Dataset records
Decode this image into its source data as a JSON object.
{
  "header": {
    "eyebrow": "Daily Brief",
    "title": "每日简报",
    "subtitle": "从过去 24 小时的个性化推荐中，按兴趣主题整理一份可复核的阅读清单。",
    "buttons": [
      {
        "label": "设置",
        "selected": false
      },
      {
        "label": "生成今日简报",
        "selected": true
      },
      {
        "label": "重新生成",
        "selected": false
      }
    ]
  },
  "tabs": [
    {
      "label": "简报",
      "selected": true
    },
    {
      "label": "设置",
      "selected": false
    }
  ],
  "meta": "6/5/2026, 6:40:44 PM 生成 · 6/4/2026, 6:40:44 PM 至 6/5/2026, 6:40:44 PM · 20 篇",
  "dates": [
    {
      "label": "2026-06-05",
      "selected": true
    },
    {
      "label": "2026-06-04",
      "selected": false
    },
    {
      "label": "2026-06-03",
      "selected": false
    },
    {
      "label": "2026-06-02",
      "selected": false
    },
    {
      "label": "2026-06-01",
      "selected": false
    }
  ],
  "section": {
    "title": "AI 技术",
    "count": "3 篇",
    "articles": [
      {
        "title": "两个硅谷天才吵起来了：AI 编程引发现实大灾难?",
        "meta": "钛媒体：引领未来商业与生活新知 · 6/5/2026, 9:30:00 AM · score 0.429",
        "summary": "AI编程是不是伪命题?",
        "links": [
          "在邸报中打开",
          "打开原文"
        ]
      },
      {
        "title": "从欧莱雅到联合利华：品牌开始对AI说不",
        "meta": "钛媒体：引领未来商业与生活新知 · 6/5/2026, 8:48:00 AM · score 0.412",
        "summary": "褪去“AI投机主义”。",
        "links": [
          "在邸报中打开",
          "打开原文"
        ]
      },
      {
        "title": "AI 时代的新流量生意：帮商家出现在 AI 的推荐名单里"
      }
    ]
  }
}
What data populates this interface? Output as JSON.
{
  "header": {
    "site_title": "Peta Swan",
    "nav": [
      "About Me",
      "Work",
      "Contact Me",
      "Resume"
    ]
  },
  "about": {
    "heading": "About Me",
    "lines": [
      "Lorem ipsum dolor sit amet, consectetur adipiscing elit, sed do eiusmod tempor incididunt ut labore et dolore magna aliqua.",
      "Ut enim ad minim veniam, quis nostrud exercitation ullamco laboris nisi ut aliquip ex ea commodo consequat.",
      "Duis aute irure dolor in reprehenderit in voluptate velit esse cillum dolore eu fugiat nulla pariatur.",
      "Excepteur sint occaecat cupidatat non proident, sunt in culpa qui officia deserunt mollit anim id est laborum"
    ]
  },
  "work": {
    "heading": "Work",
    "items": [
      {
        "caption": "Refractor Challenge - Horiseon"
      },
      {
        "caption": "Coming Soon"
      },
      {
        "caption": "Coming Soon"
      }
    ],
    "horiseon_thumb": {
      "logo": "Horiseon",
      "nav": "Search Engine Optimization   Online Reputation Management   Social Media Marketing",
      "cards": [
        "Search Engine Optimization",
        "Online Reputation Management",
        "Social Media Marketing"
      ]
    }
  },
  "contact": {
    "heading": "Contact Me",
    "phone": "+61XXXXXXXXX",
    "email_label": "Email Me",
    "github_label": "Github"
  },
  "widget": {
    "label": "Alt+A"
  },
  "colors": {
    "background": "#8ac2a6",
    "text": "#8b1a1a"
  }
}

● **TASK TO COMPLETE**
Repeat the entries exactly, all of them.

● **WRITTEN ANSWER**
Decode this image into its source data as a JSON object.
{
  "header": {
    "eyebrow": "Daily Brief",
    "title": "每日简报",
    "subtitle": "从过去 24 小时的个性化推荐中，按兴趣主题整理一份可复核的阅读清单。",
    "buttons": [
      {
        "label": "设置",
        "selected": false
      },
      {
        "label": "生成今日简报",
        "selected": true
      },
      {
        "label": "重新生成",
        "selected": false
      }
    ]
  },
  "tabs": [
    {
      "label": "简报",
      "selected": true
    },
    {
      "label": "设置",
      "selected": false
    }
  ],
  "meta": "6/5/2026, 6:40:44 PM 生成 · 6/4/2026, 6:40:44 PM 至 6/5/2026, 6:40:44 PM · 20 篇",
  "dates": [
    {
      "label": "2026-06-05",
      "selected": true
    },
    {
      "label": "2026-06-04",
      "selected": false
    },
    {
      "label": "2026-06-03",
      "selected": false
    },
    {
      "label": "2026-06-02",
      "selected": false
    },
    {
      "label": "2026-06-01",
      "selected": false
    }
  ],
  "section": {
    "title": "AI 技术",
    "count": "3 篇",
    "articles": [
      {
        "title": "两个硅谷天才吵起来了：AI 编程引发现实大灾难?",
        "meta": "钛媒体：引领未来商业与生活新知 · 6/5/2026, 9:30:00 AM · score 0.429",
        "summary": "AI编程是不是伪命题?",
        "links": [
          "在邸报中打开",
          "打开原文"
        ]
      },
      {
        "title": "从欧莱雅到联合利华：品牌开始对AI说不",
        "meta": "钛媒体：引领未来商业与生活新知 · 6/5/2026, 8:48:00 AM · score 0.412",
        "summary": "褪去“AI投机主义”。",
        "links": [
          "在邸报中打开",
          "打开原文"
        ]
      },
      {
        "title": "AI 时代的新流量生意：帮商家出现在 AI 的推荐名单里"
      }
    ]
  }
}
What data populates this interface? Output as JSON.
{
  "header": {
    "site_title": "Peta Swan",
    "nav": [
      "About Me",
      "Work",
      "Contact Me",
      "Resume"
    ]
  },
  "about": {
    "heading": "About Me",
    "lines": [
      "Lorem ipsum dolor sit amet, consectetur adipiscing elit, sed do eiusmod tempor incididunt ut labore et dolore magna aliqua.",
      "Ut enim ad minim veniam, quis nostrud exercitation ullamco laboris nisi ut aliquip ex ea commodo consequat.",
      "Duis aute irure dolor in reprehenderit in voluptate velit esse cillum dolore eu fugiat nulla pariatur.",
      "Excepteur sint occaecat cupidatat non proident, sunt in culpa qui officia deserunt mollit anim id est laborum"
    ]
  },
  "work": {
    "heading": "Work",
    "items": [
      {
        "caption": "Refractor Challenge - Horiseon"
      },
      {
        "caption": "Coming Soon"
      },
      {
        "caption": "Coming Soon"
      }
    ],
    "horiseon_thumb": {
      "logo": "Horiseon",
      "nav": "Search Engine Optimization   Online Reputation Management   Social Media Marketing",
      "cards": [
        "Search Engine Optimization",
        "Online Reputation Management",
        "Social Media Marketing"
      ]
    }
  },
  "contact": {
    "heading": "Contact Me",
    "phone": "+61XXXXXXXXX",
    "email_label": "Email Me",
    "github_label": "Github"
  },
  "widget": {
    "label": "Alt+A"
  },
  "colors": {
    "background": "#8ac2a6",
    "text": "#8b1a1a"
  }
}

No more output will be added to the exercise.